- Task prompt -
Restate the listing below word for word, omitting any images.

- Rows -
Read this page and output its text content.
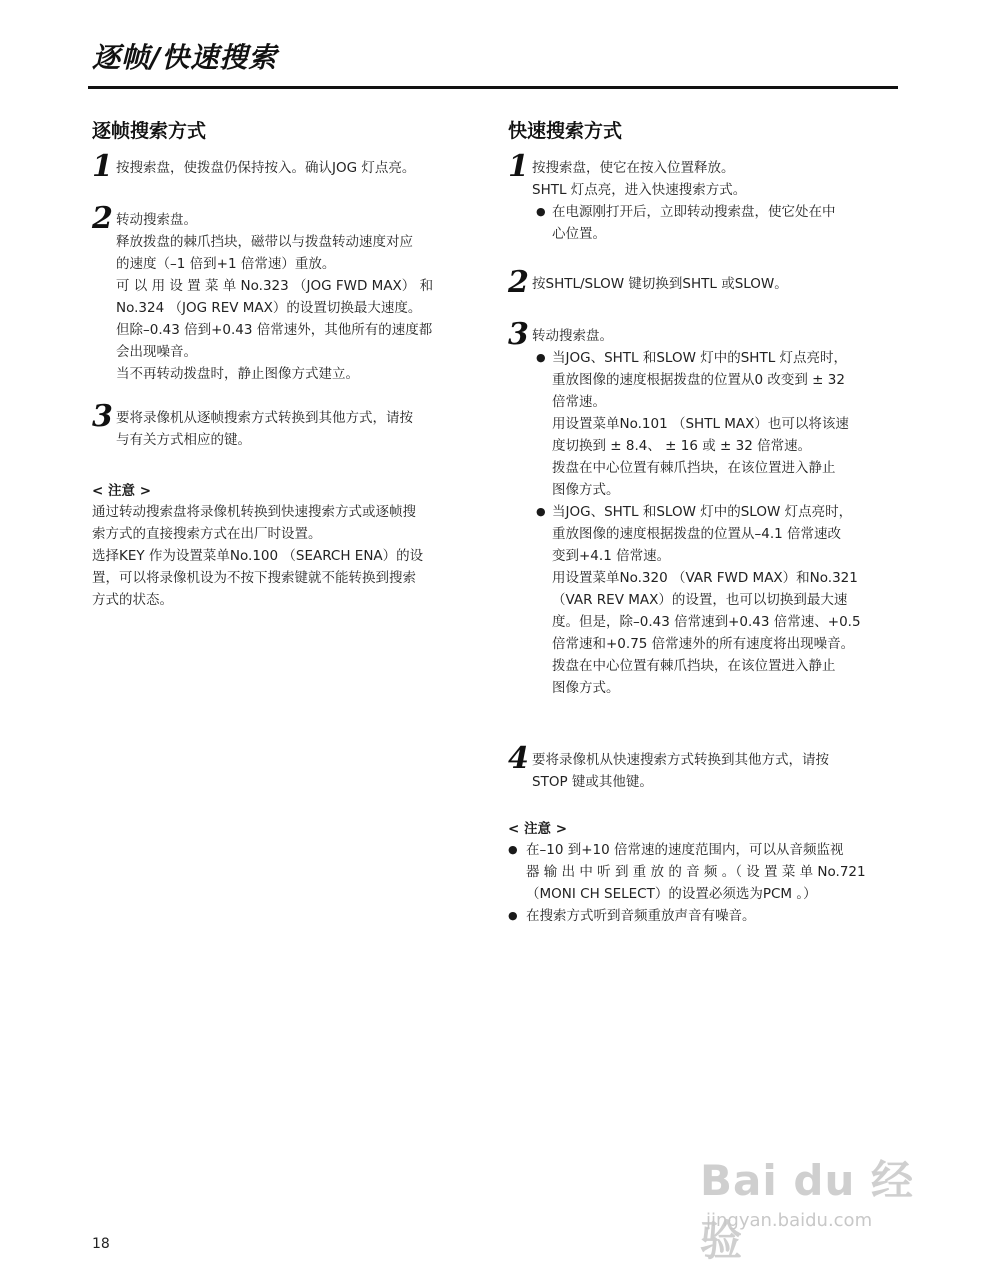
逐帧/快速搜索
逐帧搜索方式
1 按搜索盘，使拨盘仍保持按入。确认JOG 灯点亮。

2 转动搜索盘。

释放拨盘的棘爪挡块，磁带以与拨盘转动速度对应

的速度（–1 倍到+1 倍常速）重放。

可 以 用 设 置 菜 单 No.323 （JOG FWD MAX） 和

No.324 （JOG REV MAX）的设置切换最大速度。

但除–0.43 倍到+0.43 倍常速外，其他所有的速度都

会出现噪音。

当不再转动拨盘时，静止图像方式建立。

3 要将录像机从逐帧搜索方式转换到其他方式，请按

与有关方式相应的键。

< 注意 >

通过转动搜索盘将录像机转换到快速搜索方式或逐帧搜

索方式的直接搜索方式在出厂时设置。

选择KEY 作为设置菜单No.100 （SEARCH ENA）的设

置，可以将录像机设为不按下搜索键就不能转换到搜索

方式的状态。

快速搜索方式
1 按搜索盘，使它在按入位置释放。

SHTL 灯点亮，进入快速搜索方式。

● 在电源刚打开后，立即转动搜索盘，使它处在中

心位置。

2 按SHTL/SLOW 键切换到SHTL 或SLOW。

3 转动搜索盘。

● 当JOG、SHTL 和SLOW 灯中的SHTL 灯点亮时，

重放图像的速度根据拨盘的位置从0 改变到 ± 32

倍常速。

用设置菜单No.101 （SHTL MAX）也可以将该速

度切换到 ± 8.4、 ± 16 或 ± 32 倍常速。

拨盘在中心位置有棘爪挡块，在该位置进入静止

图像方式。

● 当JOG、SHTL 和SLOW 灯中的SLOW 灯点亮时，

重放图像的速度根据拨盘的位置从–4.1 倍常速改

变到+4.1 倍常速。

用设置菜单No.320 （VAR FWD MAX）和No.321

（VAR REV MAX）的设置，也可以切换到最大速

度。但是，除–0.43 倍常速到+0.43 倍常速、+0.5

倍常速和+0.75 倍常速外的所有速度将出现噪音。

拨盘在中心位置有棘爪挡块，在该位置进入静止

图像方式。

4 要将录像机从快速搜索方式转换到其他方式，请按

STOP 键或其他键。

< 注意 >
● 在–10 到+10 倍常速的速度范围内，可以从音频监视

器 输 出 中 听 到 重 放 的 音 频 。（ 设 置 菜 单 No.721

（MONI CH SELECT）的设置必须选为PCM 。）

● 在搜索方式听到音频重放声音有噪音。

Bai du 经验
jingyan.baidu.com
18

- Final result -
Read this page and output its text content.
逐帧/快速搜索
逐帧搜索方式
1 按搜索盘，使拨盘仍保持按入。确认JOG 灯点亮。

2 转动搜索盘。

释放拨盘的棘爪挡块，磁带以与拨盘转动速度对应

的速度（–1 倍到+1 倍常速）重放。

可 以 用 设 置 菜 单 No.323 （JOG FWD MAX） 和

No.324 （JOG REV MAX）的设置切换最大速度。

但除–0.43 倍到+0.43 倍常速外，其他所有的速度都

会出现噪音。

当不再转动拨盘时，静止图像方式建立。

3 要将录像机从逐帧搜索方式转换到其他方式，请按

与有关方式相应的键。

< 注意 >

通过转动搜索盘将录像机转换到快速搜索方式或逐帧搜

索方式的直接搜索方式在出厂时设置。

选择KEY 作为设置菜单No.100 （SEARCH ENA）的设

置，可以将录像机设为不按下搜索键就不能转换到搜索

方式的状态。

快速搜索方式
1 按搜索盘，使它在按入位置释放。

SHTL 灯点亮，进入快速搜索方式。

● 在电源刚打开后，立即转动搜索盘，使它处在中

心位置。

2 按SHTL/SLOW 键切换到SHTL 或SLOW。

3 转动搜索盘。

● 当JOG、SHTL 和SLOW 灯中的SHTL 灯点亮时，

重放图像的速度根据拨盘的位置从0 改变到 ± 32

倍常速。

用设置菜单No.101 （SHTL MAX）也可以将该速

度切换到 ± 8.4、 ± 16 或 ± 32 倍常速。

拨盘在中心位置有棘爪挡块，在该位置进入静止

图像方式。

● 当JOG、SHTL 和SLOW 灯中的SLOW 灯点亮时，

重放图像的速度根据拨盘的位置从–4.1 倍常速改

变到+4.1 倍常速。

用设置菜单No.320 （VAR FWD MAX）和No.321

（VAR REV MAX）的设置，也可以切换到最大速

度。但是，除–0.43 倍常速到+0.43 倍常速、+0.5

倍常速和+0.75 倍常速外的所有速度将出现噪音。

拨盘在中心位置有棘爪挡块，在该位置进入静止

图像方式。

4 要将录像机从快速搜索方式转换到其他方式，请按

STOP 键或其他键。

< 注意 >
● 在–10 到+10 倍常速的速度范围内，可以从音频监视

器 输 出 中 听 到 重 放 的 音 频 。（ 设 置 菜 单 No.721

（MONI CH SELECT）的设置必须选为PCM 。）

● 在搜索方式听到音频重放声音有噪音。

Bai du 经验
jingyan.baidu.com
18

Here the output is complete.